▶ _DO THIS_:
Using the records that follow, copy every line containing the word "sección".

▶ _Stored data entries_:
-.-.-

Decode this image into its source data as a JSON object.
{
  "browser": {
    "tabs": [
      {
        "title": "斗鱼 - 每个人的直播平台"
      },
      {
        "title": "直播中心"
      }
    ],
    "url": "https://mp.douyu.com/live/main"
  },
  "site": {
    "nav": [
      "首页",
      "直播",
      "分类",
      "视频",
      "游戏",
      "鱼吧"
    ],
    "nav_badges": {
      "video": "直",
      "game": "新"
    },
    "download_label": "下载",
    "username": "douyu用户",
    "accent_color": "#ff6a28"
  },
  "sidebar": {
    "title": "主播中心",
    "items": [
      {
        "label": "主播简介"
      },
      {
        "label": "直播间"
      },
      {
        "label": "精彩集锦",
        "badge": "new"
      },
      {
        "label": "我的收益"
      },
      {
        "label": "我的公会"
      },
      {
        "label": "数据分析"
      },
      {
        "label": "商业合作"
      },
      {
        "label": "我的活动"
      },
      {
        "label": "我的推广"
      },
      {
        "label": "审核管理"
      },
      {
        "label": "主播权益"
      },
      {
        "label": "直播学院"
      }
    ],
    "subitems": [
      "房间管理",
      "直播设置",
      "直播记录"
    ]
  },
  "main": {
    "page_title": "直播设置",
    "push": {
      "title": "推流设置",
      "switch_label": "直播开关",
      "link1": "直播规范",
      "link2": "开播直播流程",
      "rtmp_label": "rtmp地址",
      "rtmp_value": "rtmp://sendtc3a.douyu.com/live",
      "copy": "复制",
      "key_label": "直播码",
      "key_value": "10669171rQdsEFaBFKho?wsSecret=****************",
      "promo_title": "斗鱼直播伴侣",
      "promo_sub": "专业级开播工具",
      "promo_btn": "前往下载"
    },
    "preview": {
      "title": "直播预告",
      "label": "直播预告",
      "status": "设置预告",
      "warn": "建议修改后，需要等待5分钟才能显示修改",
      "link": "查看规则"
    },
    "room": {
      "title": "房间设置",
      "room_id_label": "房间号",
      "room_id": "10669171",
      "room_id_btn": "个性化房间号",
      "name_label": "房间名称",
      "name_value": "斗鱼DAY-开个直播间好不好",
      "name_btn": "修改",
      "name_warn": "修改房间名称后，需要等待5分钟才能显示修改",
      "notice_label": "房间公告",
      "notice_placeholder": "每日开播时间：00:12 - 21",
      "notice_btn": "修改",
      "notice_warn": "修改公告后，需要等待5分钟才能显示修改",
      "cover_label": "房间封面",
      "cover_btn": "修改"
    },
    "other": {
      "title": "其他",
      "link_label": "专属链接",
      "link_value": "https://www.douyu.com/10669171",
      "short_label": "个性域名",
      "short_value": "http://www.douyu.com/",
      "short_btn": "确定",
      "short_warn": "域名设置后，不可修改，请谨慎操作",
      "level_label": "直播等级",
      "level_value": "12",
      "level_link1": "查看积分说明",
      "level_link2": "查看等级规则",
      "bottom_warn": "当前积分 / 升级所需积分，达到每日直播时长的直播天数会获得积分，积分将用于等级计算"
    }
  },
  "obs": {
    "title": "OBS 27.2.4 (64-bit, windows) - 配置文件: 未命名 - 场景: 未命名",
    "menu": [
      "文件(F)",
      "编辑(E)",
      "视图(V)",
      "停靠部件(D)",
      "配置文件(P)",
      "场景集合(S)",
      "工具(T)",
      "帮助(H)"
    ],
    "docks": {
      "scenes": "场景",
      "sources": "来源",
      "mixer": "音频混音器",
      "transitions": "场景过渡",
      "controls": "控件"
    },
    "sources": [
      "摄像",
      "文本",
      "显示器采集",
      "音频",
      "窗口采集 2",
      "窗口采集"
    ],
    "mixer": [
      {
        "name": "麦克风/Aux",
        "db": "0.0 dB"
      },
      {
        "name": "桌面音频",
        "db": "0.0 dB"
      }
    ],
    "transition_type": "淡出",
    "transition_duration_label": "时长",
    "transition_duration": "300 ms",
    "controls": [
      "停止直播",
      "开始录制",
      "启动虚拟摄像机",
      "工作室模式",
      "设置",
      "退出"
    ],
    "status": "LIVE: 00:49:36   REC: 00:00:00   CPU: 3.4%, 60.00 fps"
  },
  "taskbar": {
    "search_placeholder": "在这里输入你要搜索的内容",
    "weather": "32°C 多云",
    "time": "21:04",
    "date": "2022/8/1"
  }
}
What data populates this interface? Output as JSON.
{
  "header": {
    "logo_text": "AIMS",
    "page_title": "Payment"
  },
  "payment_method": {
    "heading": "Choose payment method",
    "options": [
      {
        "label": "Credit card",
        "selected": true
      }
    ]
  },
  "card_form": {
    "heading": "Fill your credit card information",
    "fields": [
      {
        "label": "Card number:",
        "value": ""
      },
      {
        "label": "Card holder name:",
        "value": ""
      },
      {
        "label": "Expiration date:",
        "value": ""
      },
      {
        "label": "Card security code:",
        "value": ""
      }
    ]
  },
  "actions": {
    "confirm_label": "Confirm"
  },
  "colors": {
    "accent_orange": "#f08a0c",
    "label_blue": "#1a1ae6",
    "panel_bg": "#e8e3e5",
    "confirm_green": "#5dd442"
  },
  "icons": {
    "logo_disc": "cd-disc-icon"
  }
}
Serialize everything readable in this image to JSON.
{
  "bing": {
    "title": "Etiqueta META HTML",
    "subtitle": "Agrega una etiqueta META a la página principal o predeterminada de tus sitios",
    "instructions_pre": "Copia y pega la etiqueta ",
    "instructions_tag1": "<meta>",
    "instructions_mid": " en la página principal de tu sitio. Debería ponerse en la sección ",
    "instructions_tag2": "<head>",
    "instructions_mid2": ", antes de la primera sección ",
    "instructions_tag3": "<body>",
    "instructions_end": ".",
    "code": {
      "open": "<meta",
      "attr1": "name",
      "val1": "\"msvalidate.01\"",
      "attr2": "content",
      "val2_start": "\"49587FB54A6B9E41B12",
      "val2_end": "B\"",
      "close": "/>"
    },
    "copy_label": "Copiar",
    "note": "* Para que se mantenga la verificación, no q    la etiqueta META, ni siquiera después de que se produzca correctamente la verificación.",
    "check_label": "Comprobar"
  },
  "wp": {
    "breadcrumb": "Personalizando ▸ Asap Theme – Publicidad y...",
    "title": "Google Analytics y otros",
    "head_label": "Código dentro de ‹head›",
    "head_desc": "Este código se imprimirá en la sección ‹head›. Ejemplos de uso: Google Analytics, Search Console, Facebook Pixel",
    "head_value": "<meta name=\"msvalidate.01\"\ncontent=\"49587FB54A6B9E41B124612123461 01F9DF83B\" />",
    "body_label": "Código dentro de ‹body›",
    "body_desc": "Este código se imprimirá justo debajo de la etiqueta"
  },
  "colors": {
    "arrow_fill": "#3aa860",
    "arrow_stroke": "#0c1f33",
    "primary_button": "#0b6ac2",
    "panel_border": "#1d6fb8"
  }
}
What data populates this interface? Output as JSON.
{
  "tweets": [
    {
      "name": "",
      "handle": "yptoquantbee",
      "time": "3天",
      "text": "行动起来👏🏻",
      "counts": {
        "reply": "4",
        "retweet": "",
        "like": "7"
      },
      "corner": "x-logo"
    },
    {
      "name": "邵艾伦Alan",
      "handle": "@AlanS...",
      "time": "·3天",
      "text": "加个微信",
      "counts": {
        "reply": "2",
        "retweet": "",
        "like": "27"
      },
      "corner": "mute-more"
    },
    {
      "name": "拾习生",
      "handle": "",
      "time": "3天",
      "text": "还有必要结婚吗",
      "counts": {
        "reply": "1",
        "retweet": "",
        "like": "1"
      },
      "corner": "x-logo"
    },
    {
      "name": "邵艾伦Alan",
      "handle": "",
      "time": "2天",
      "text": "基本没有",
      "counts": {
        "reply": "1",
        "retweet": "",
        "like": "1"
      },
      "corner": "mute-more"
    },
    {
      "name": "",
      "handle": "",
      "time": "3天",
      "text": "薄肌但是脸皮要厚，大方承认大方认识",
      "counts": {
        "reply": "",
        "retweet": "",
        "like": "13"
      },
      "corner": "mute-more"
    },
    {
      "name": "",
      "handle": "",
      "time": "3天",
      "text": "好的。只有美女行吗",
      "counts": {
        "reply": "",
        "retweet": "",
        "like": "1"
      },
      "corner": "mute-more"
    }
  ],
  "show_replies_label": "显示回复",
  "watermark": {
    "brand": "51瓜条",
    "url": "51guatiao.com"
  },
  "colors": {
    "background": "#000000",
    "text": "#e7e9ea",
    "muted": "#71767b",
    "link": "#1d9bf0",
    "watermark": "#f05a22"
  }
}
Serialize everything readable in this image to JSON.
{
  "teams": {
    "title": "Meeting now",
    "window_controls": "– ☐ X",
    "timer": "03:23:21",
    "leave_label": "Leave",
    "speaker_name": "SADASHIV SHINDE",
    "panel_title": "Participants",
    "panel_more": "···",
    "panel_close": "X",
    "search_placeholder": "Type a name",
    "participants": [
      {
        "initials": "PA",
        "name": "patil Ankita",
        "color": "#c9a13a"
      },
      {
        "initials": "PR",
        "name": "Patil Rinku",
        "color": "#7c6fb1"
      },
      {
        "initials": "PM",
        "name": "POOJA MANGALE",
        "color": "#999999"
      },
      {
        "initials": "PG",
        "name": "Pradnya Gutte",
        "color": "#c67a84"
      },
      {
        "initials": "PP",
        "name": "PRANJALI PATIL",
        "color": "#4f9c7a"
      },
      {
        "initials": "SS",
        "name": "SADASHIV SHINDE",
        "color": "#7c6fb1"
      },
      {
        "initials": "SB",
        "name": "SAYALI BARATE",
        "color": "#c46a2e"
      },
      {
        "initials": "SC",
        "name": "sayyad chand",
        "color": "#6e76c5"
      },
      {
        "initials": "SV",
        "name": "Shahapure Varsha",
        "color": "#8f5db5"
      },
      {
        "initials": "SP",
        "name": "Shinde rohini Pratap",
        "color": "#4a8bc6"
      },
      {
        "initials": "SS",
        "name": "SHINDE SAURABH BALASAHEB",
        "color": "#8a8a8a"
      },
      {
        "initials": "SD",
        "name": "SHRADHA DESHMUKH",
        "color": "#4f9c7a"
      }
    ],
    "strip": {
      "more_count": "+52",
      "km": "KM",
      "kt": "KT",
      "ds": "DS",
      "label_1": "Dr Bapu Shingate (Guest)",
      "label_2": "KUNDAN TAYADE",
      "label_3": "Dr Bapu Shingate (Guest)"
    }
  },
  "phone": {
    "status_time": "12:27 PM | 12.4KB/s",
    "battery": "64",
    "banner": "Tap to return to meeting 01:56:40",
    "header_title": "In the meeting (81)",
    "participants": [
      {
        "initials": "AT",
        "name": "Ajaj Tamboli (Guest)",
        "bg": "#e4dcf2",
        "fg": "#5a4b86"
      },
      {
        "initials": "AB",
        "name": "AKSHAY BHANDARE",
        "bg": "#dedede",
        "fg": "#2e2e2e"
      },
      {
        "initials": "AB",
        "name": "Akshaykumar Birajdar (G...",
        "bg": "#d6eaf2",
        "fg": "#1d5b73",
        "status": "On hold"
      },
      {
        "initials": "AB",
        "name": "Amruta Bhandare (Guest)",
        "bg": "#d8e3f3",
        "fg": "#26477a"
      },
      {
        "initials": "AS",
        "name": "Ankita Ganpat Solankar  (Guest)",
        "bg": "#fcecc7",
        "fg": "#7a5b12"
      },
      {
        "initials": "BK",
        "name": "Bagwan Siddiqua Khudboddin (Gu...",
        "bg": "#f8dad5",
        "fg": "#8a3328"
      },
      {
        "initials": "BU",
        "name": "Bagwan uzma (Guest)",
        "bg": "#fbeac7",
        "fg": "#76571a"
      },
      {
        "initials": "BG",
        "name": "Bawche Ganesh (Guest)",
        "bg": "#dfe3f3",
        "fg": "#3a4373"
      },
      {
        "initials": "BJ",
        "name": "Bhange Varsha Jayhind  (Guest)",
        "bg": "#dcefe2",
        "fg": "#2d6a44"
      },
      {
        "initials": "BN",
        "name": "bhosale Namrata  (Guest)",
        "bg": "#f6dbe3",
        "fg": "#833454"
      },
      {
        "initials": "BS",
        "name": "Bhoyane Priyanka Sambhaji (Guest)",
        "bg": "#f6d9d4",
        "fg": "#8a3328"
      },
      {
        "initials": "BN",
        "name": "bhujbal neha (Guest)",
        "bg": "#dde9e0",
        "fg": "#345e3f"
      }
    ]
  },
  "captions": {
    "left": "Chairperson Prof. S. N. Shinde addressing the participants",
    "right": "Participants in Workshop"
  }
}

-.-.-

▶ _OUTPUT_:
    "instructions_mid": " en la página principal de tu sitio. Debería ponerse en la sección ",
    "instructions_mid2": ", antes de la primera sección ",
    "head_desc": "Este código se imprimirá en la sección ‹head›. Ejemplos de uso: Google Analytics, Search Console, Facebook Pixel",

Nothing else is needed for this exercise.